§ BRIEF:
Gather up all lines that carry the word "suma".

........

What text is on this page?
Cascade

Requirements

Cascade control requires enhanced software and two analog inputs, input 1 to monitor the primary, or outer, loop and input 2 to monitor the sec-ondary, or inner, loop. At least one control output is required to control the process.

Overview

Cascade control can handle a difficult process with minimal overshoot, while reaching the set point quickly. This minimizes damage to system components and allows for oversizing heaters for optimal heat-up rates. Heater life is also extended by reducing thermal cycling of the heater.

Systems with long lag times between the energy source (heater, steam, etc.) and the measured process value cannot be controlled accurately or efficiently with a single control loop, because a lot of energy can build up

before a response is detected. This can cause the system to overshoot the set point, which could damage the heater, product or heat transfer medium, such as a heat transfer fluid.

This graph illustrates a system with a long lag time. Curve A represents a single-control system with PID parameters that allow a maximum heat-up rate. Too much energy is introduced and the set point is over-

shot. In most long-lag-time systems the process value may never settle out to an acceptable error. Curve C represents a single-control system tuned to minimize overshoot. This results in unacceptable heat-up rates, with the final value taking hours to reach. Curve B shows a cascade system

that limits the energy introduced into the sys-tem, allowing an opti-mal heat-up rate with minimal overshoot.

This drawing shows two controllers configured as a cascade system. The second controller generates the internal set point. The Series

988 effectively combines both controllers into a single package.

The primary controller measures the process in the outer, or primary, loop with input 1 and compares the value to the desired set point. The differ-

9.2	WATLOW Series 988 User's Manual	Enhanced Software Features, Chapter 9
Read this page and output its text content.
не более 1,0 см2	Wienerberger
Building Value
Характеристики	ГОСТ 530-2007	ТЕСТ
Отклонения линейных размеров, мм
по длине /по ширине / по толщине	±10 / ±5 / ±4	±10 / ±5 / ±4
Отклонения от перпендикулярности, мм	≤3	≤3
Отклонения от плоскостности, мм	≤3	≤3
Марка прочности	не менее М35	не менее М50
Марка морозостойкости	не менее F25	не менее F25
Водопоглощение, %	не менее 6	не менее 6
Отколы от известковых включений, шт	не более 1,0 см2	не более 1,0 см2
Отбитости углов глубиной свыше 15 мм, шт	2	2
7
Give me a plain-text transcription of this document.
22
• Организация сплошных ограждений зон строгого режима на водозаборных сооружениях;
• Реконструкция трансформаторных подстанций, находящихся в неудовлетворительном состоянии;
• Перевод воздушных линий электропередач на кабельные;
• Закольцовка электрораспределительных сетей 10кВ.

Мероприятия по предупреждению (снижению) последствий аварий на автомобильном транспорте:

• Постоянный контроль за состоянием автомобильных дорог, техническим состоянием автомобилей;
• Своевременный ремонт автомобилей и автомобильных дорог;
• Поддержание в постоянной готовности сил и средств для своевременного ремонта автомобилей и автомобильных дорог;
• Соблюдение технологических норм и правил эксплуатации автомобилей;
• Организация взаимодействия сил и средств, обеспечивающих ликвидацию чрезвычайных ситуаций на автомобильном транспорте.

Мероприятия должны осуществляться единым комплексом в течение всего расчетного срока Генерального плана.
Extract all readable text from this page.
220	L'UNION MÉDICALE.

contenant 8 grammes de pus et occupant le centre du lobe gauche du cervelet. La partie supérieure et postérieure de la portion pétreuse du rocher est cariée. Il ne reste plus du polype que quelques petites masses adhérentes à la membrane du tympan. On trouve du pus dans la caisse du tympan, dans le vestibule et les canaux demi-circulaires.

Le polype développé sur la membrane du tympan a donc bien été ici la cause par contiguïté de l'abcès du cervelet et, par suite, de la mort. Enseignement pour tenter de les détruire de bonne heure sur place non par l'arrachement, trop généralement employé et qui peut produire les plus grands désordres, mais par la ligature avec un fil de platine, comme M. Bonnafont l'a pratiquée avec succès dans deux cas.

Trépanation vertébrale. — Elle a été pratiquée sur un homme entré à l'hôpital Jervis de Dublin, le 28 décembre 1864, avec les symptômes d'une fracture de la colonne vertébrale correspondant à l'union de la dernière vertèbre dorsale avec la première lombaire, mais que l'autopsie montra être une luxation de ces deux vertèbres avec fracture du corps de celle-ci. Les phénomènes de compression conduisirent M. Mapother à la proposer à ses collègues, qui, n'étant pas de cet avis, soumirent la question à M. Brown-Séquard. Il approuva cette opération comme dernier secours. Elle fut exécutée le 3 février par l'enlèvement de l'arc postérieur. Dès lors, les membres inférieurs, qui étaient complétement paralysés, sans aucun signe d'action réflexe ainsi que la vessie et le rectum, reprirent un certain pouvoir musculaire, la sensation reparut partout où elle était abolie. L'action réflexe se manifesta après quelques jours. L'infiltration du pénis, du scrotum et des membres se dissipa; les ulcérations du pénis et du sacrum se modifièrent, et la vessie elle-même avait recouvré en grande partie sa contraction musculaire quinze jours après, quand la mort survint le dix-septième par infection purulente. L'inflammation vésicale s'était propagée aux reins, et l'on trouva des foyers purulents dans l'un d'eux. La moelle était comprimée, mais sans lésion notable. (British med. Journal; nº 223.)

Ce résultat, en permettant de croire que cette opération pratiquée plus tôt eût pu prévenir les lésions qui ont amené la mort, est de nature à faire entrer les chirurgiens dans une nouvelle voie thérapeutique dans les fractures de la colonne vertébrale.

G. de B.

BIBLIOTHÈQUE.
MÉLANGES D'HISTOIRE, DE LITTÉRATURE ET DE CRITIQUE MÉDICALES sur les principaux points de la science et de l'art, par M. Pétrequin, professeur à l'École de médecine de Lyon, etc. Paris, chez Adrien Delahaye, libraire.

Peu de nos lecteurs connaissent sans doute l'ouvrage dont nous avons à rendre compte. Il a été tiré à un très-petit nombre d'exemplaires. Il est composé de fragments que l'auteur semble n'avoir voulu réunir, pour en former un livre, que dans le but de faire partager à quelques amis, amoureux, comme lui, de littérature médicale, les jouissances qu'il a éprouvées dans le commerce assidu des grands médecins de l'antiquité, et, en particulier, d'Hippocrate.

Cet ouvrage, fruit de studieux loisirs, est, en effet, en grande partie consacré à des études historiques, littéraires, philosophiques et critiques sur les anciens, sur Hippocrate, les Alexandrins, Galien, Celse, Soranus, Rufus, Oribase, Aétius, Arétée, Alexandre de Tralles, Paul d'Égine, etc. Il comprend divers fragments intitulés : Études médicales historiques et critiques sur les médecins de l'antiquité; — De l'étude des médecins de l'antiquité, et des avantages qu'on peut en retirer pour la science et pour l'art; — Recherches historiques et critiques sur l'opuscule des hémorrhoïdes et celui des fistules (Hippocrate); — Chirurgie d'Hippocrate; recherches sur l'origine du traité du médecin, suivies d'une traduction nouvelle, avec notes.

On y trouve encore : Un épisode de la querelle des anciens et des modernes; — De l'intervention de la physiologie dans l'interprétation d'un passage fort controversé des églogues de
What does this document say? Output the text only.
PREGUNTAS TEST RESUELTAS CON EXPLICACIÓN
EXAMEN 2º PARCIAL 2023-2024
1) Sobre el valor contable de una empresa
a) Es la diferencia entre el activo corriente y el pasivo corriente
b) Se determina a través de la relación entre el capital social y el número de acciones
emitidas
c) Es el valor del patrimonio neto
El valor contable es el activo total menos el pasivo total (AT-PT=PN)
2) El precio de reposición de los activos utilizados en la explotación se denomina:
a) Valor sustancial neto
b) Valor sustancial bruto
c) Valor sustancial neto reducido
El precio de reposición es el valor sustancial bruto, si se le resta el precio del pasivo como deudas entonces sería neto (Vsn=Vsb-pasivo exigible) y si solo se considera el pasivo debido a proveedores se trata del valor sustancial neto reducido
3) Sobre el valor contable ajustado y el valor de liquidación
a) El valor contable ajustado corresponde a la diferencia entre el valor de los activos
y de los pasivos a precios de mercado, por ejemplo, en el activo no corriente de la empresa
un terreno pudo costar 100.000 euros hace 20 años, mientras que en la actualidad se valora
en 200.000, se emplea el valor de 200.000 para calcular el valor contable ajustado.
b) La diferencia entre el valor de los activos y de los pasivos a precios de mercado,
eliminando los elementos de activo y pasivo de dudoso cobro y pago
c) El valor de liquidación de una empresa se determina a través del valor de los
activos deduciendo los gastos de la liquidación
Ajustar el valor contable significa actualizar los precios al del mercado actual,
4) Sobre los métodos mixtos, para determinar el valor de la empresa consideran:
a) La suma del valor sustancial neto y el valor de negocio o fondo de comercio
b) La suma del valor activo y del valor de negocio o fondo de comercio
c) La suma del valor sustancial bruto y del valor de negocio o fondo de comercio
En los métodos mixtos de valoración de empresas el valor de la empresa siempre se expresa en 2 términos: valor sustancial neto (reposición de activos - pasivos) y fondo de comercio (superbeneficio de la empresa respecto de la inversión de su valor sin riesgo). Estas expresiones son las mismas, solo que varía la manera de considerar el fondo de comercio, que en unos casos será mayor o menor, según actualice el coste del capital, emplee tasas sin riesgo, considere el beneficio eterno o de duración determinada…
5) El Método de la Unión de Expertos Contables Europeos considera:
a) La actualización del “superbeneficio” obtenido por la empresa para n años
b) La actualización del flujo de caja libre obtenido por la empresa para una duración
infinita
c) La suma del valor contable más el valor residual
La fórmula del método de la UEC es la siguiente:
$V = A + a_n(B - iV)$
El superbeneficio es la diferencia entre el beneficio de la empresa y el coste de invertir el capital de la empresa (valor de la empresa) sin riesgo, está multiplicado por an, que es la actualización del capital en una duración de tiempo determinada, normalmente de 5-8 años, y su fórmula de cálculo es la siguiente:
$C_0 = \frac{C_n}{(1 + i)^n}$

........

§ ANSWER TO THIS EXERCISE:
a) La suma del valor sustancial neto y el valor de negocio o fondo de comercio
b) La suma del valor activo y del valor de negocio o fondo de comercio
c) La suma del valor sustancial bruto y del valor de negocio o fondo de comercio
c) La suma del valor contable más el valor residual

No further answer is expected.